• **Set problem**:
Would you transcribe the whole listing exactly, minus its pictures?

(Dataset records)
-- BEGIN --
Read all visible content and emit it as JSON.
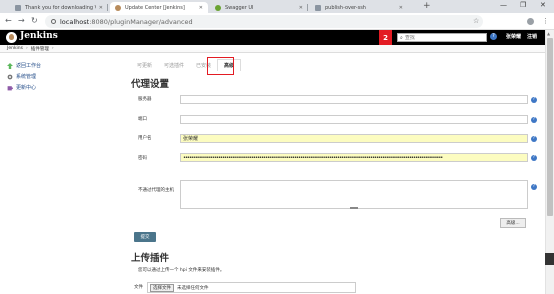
{
  "browser": {
    "tabs": [
      {
        "title": "Thank you for downloading Vi",
        "icon_color": "#8b95a1",
        "active": false
      },
      {
        "title": "Update Center [Jenkins]",
        "icon_color": "#b78b5c",
        "active": true
      },
      {
        "title": "Swagger UI",
        "icon_color": "#6aa332",
        "active": false
      },
      {
        "title": "publish-over-ssh",
        "icon_color": "#8b95a1",
        "active": false
      }
    ],
    "new_tab": "+",
    "win_min": "—",
    "win_max": "❐",
    "win_close": "✕",
    "back": "←",
    "forward": "→",
    "reload": "↻",
    "url_host": "localhost",
    "url_path": ":8080/pluginManager/advanced",
    "star": "☆",
    "menu": "⋮"
  },
  "header": {
    "title": "Jenkins",
    "badge": "2",
    "search_placeholder": "查找",
    "search_icon": "search-icon",
    "help": "?",
    "user": "张荣耀",
    "logout": "注销",
    "bg": "#000000",
    "badge_color": "#e31b23"
  },
  "breadcrumb": {
    "root": "Jenkins",
    "sep": "›",
    "page": "插件管理",
    "sep2": "›"
  },
  "sidebar": [
    {
      "label": "返回工作台",
      "icon": "up-arrow-icon",
      "color": "#5cb85c"
    },
    {
      "label": "系统管理",
      "icon": "gear-icon",
      "color": "#666666"
    },
    {
      "label": "更新中心",
      "icon": "puzzle-icon",
      "color": "#8e5aa8"
    }
  ],
  "plugin_tabs": [
    "可更新",
    "可选插件",
    "已安装",
    "高级"
  ],
  "proxy": {
    "title": "代理设置",
    "server_label": "服务器",
    "server_value": "",
    "port_label": "端口",
    "port_value": "",
    "user_label": "用户名",
    "user_value": "张荣耀",
    "password_label": "密码",
    "password_value": "•••••••••••••••••••••••••••••••••••••••••••••••••••••••••••••••••••••••••••••••••••••••••••••••••••••••••••••••••••••••••••••••••••••",
    "noproxy_label": "不通过代理的主机",
    "noproxy_value": "",
    "advanced_button": "高级...",
    "submit_button": "提交",
    "help": "?"
  },
  "upload": {
    "title": "上传插件",
    "description": "您可以通过上传一个 hpi 文件来安装插件。",
    "file_label": "文件",
    "choose_button": "选择文件",
    "no_file": "未选择任何文件"
  }
}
-- END --
• **Written answer**:
Read all visible content and emit it as JSON.
{
  "browser": {
    "tabs": [
      {
        "title": "Thank you for downloading Vi",
        "icon_color": "#8b95a1",
        "active": false
      },
      {
        "title": "Update Center [Jenkins]",
        "icon_color": "#b78b5c",
        "active": true
      },
      {
        "title": "Swagger UI",
        "icon_color": "#6aa332",
        "active": false
      },
      {
        "title": "publish-over-ssh",
        "icon_color": "#8b95a1",
        "active": false
      }
    ],
    "new_tab": "+",
    "win_min": "—",
    "win_max": "❐",
    "win_close": "✕",
    "back": "←",
    "forward": "→",
    "reload": "↻",
    "url_host": "localhost",
    "url_path": ":8080/pluginManager/advanced",
    "star": "☆",
    "menu": "⋮"
  },
  "header": {
    "title": "Jenkins",
    "badge": "2",
    "search_placeholder": "查找",
    "search_icon": "search-icon",
    "help": "?",
    "user": "张荣耀",
    "logout": "注销",
    "bg": "#000000",
    "badge_color": "#e31b23"
  },
  "breadcrumb": {
    "root": "Jenkins",
    "sep": "›",
    "page": "插件管理",
    "sep2": "›"
  },
  "sidebar": [
    {
      "label": "返回工作台",
      "icon": "up-arrow-icon",
      "color": "#5cb85c"
    },
    {
      "label": "系统管理",
      "icon": "gear-icon",
      "color": "#666666"
    },
    {
      "label": "更新中心",
      "icon": "puzzle-icon",
      "color": "#8e5aa8"
    }
  ],
  "plugin_tabs": [
    "可更新",
    "可选插件",
    "已安装",
    "高级"
  ],
  "proxy": {
    "title": "代理设置",
    "server_label": "服务器",
    "server_value": "",
    "port_label": "端口",
    "port_value": "",
    "user_label": "用户名",
    "user_value": "张荣耀",
    "password_label": "密码",
    "password_value": "•••••••••••••••••••••••••••••••••••••••••••••••••••••••••••••••••••••••••••••••••••••••••••••••••••••••••••••••••••••••••••••••••••••",
    "noproxy_label": "不通过代理的主机",
    "noproxy_value": "",
    "advanced_button": "高级...",
    "submit_button": "提交",
    "help": "?"
  },
  "upload": {
    "title": "上传插件",
    "description": "您可以通过上传一个 hpi 文件来安装插件。",
    "file_label": "文件",
    "choose_button": "选择文件",
    "no_file": "未选择任何文件"
  }
}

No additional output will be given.